### WHAT NEEDS TO BE DONE
Note how many lines include the word "arcsec", and give that number by itself.

### STORED DATA
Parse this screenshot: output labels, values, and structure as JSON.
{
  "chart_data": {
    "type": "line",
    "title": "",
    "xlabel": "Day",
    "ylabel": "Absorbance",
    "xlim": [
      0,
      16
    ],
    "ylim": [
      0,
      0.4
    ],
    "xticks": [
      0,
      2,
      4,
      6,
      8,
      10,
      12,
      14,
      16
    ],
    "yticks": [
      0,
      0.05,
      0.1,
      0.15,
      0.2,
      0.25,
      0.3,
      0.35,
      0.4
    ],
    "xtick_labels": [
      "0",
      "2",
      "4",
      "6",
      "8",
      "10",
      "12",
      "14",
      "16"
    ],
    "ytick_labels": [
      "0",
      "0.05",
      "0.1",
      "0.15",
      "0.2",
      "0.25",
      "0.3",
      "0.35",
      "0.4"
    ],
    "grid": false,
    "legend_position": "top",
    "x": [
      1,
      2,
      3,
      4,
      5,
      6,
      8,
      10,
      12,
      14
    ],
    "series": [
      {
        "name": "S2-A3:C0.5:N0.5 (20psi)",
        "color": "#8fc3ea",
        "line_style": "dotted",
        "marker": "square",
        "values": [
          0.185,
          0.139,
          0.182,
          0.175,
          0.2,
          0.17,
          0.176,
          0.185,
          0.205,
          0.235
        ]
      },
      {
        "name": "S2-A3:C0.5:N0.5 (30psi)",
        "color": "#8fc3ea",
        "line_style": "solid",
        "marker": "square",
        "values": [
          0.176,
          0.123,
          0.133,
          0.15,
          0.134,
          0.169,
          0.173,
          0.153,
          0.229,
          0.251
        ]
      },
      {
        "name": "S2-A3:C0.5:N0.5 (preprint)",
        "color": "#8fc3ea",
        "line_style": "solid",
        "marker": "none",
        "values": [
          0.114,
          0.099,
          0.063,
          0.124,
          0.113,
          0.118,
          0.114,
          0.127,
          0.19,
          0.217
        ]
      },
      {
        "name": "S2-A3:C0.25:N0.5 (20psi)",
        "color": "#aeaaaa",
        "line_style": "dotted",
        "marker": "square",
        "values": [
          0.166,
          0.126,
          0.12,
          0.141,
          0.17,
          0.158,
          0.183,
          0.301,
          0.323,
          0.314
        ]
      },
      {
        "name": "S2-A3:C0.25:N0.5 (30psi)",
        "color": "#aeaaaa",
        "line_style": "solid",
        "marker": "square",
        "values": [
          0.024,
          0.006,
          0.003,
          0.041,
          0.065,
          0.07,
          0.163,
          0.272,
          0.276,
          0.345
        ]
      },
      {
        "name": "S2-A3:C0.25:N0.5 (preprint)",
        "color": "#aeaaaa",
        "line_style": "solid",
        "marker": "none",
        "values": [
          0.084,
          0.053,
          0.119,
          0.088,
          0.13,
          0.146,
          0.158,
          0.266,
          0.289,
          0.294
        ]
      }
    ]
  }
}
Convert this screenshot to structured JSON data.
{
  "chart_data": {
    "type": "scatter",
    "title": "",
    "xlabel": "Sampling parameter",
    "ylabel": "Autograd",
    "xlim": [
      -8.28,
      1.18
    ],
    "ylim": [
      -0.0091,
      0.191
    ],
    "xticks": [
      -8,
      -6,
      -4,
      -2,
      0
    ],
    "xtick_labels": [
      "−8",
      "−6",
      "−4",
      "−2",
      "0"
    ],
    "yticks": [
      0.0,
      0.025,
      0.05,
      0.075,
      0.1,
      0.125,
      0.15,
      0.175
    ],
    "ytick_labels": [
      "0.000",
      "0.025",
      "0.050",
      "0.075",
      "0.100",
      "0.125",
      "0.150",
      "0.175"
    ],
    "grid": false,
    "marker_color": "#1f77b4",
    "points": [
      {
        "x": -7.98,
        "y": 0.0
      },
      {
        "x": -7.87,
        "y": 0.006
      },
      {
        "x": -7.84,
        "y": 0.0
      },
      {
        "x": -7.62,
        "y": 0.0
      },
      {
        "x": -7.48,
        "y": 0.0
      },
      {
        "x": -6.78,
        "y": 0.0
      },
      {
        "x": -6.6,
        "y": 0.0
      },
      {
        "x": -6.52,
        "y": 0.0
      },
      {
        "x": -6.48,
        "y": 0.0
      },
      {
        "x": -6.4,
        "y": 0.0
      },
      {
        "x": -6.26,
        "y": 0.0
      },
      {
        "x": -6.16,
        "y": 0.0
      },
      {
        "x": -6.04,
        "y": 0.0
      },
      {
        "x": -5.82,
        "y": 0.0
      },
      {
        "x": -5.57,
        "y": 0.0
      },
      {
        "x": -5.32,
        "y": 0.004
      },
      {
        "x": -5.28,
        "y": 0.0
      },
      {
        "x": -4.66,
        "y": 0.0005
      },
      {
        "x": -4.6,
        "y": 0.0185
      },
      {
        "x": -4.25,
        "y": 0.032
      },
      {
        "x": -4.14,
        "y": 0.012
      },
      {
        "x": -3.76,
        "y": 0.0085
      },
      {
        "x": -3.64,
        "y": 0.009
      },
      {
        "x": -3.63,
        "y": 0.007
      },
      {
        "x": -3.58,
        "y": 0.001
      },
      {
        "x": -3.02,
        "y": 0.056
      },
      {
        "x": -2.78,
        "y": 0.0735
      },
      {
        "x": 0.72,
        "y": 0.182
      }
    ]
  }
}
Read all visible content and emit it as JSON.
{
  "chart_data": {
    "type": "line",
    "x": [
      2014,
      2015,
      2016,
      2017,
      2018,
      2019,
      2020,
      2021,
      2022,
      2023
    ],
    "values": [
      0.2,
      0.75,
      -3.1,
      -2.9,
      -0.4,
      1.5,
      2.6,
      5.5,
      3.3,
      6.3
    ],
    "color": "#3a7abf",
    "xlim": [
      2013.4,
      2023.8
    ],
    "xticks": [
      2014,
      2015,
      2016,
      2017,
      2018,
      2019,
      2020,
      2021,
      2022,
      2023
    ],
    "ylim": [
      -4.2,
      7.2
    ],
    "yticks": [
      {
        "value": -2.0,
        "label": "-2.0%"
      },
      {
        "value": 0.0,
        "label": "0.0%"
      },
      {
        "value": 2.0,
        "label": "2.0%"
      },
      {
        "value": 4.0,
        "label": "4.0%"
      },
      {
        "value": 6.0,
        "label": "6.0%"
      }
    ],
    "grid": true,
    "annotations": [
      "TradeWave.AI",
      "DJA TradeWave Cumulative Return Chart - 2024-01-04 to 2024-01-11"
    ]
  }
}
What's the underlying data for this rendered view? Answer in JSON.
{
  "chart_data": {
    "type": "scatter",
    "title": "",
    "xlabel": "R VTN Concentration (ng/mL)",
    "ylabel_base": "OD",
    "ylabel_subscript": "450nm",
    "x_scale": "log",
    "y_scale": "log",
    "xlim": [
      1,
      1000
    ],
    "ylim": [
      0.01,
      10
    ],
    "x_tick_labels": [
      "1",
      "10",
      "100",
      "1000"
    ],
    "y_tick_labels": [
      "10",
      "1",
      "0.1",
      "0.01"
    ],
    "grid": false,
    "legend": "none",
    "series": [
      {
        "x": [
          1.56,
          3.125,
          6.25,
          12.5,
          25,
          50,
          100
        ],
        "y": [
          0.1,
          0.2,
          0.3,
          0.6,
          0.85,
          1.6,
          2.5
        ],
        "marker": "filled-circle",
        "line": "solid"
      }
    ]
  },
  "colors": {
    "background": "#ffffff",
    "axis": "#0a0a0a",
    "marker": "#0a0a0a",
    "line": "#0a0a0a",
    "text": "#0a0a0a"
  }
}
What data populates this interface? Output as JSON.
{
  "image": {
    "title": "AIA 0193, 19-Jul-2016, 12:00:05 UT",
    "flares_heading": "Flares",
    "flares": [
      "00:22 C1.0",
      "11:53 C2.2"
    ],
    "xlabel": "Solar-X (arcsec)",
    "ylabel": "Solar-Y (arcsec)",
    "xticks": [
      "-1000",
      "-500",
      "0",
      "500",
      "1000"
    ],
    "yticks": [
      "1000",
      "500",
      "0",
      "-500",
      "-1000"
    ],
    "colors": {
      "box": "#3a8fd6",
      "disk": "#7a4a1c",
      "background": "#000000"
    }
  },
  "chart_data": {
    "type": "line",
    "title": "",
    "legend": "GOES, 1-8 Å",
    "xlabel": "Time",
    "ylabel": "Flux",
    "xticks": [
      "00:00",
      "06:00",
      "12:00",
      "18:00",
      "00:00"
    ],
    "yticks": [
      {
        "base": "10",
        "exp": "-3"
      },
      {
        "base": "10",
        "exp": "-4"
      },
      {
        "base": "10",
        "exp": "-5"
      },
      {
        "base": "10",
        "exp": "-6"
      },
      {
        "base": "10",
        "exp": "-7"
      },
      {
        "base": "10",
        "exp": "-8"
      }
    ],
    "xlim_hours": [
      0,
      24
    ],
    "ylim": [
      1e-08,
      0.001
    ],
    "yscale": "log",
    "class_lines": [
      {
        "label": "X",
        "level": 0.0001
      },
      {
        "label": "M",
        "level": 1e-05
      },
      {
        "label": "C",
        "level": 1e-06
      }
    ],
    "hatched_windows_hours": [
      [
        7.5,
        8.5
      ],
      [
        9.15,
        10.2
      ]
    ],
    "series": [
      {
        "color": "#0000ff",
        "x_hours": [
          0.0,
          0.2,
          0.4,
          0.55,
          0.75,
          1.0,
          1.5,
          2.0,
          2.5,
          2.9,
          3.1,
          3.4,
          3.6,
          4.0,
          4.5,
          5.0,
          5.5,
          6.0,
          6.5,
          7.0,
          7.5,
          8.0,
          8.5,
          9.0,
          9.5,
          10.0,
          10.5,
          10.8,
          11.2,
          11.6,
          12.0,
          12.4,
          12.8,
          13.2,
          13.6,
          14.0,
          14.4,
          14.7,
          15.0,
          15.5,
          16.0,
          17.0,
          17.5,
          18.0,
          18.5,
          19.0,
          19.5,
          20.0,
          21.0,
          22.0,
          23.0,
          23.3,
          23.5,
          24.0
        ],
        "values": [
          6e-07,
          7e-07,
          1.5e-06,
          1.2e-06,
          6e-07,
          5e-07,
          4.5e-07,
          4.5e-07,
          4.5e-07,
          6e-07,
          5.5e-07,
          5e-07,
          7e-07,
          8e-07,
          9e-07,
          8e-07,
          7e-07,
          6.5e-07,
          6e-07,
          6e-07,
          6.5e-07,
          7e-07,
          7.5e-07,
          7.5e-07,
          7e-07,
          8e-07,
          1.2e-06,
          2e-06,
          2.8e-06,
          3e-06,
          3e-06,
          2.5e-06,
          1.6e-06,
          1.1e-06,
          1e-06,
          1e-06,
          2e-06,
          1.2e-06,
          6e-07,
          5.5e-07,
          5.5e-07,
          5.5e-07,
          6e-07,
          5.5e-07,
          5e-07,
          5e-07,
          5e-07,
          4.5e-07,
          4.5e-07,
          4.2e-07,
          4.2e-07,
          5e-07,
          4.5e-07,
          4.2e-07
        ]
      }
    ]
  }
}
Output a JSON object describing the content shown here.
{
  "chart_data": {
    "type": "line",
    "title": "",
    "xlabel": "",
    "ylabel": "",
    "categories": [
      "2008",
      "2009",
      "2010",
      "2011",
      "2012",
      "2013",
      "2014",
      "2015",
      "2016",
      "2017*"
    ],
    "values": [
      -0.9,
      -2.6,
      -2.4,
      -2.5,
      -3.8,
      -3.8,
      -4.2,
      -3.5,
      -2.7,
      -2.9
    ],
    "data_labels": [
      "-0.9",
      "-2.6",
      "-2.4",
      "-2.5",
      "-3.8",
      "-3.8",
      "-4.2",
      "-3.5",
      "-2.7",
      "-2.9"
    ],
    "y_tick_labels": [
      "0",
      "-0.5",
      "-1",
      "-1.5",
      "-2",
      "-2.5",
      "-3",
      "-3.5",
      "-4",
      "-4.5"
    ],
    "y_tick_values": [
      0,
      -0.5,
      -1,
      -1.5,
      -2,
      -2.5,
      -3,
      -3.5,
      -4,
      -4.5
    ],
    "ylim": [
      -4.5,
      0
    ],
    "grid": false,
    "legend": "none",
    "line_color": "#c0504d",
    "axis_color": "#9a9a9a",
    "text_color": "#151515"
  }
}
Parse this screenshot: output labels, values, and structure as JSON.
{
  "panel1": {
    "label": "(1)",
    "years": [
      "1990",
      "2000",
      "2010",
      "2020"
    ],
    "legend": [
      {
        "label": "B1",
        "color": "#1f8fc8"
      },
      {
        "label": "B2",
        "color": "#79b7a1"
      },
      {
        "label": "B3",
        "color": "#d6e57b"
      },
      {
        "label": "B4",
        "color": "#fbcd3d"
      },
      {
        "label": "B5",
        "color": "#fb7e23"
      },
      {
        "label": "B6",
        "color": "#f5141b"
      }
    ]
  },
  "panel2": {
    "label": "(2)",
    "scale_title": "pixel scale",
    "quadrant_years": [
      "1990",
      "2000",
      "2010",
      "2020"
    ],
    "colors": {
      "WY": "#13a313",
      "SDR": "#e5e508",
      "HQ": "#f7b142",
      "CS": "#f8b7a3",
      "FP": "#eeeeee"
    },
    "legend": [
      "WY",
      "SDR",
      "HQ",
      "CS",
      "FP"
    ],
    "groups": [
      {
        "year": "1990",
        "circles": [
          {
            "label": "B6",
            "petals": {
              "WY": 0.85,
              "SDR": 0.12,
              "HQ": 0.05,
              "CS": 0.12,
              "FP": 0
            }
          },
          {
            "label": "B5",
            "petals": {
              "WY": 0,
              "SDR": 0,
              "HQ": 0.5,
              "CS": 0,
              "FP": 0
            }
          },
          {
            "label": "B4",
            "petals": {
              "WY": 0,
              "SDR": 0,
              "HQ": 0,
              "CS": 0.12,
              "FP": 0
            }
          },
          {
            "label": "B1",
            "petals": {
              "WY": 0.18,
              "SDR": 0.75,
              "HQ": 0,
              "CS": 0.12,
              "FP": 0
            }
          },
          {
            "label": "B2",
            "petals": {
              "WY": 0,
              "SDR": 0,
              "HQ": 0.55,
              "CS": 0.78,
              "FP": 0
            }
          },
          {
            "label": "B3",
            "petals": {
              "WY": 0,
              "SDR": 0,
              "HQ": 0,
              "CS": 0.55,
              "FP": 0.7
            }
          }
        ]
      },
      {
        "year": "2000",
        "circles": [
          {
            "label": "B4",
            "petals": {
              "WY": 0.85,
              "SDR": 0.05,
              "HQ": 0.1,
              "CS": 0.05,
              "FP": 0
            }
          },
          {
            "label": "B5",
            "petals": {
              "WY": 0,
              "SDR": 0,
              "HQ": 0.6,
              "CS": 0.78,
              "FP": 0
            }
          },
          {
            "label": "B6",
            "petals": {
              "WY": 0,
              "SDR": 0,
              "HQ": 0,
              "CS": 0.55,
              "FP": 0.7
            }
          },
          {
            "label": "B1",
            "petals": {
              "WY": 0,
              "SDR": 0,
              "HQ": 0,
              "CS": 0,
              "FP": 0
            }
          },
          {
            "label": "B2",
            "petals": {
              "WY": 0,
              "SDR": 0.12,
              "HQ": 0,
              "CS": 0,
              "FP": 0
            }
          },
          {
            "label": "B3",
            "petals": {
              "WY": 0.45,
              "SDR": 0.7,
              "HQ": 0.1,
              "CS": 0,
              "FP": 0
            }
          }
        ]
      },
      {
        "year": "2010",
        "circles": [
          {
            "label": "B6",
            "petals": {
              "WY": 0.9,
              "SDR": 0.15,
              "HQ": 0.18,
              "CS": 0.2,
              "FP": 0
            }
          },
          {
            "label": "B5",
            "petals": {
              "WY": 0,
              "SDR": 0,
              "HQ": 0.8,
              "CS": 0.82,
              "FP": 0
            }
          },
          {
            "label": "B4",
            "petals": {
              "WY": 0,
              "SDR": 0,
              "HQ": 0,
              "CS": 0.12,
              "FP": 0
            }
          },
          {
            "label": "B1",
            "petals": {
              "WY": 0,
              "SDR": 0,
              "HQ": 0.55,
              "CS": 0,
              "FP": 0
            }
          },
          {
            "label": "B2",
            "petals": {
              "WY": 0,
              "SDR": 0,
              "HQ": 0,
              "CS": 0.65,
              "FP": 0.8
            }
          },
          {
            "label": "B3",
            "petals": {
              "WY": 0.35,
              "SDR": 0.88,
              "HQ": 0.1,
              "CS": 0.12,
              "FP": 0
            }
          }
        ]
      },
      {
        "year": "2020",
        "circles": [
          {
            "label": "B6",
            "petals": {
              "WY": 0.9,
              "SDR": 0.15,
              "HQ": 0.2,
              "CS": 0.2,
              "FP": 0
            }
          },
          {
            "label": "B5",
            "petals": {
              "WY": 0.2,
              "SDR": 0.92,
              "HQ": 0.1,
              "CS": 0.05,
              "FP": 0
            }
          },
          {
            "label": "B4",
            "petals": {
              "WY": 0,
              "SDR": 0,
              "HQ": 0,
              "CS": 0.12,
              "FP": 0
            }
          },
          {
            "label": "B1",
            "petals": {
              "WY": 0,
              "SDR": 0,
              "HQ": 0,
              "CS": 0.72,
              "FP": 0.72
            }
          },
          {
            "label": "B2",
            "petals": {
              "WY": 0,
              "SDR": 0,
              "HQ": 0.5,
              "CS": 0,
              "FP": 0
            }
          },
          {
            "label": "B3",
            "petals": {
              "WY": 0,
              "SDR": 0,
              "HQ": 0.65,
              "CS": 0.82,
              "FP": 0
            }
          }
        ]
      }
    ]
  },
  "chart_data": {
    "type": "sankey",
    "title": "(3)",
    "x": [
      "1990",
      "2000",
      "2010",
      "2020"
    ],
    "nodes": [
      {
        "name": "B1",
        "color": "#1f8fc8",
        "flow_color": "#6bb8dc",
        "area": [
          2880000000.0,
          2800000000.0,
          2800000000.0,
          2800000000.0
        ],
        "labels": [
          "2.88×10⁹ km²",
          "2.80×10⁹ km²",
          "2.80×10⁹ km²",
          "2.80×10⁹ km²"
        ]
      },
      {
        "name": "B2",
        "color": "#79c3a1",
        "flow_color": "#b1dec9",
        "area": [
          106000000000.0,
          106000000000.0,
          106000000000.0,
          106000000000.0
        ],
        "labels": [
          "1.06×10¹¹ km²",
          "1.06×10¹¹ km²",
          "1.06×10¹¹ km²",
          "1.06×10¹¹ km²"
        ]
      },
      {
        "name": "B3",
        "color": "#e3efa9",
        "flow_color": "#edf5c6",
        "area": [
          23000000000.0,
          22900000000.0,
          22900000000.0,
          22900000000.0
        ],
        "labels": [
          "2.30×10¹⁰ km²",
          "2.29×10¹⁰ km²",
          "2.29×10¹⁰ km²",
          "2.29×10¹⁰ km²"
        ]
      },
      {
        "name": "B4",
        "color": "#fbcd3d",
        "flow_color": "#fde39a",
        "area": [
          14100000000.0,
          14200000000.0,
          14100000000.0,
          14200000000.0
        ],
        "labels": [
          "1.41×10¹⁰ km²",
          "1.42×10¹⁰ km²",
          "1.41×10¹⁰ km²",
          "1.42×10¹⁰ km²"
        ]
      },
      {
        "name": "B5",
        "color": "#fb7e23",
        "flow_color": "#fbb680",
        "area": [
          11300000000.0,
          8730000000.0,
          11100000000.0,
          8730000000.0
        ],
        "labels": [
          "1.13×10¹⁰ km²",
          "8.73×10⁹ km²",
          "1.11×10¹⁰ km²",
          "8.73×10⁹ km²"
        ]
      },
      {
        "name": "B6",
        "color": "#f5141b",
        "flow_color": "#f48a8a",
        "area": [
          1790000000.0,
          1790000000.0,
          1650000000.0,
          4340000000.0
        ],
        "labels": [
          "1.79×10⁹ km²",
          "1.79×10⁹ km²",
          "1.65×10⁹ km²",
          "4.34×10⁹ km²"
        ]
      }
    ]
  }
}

### OUTPUT OF THE TASK
2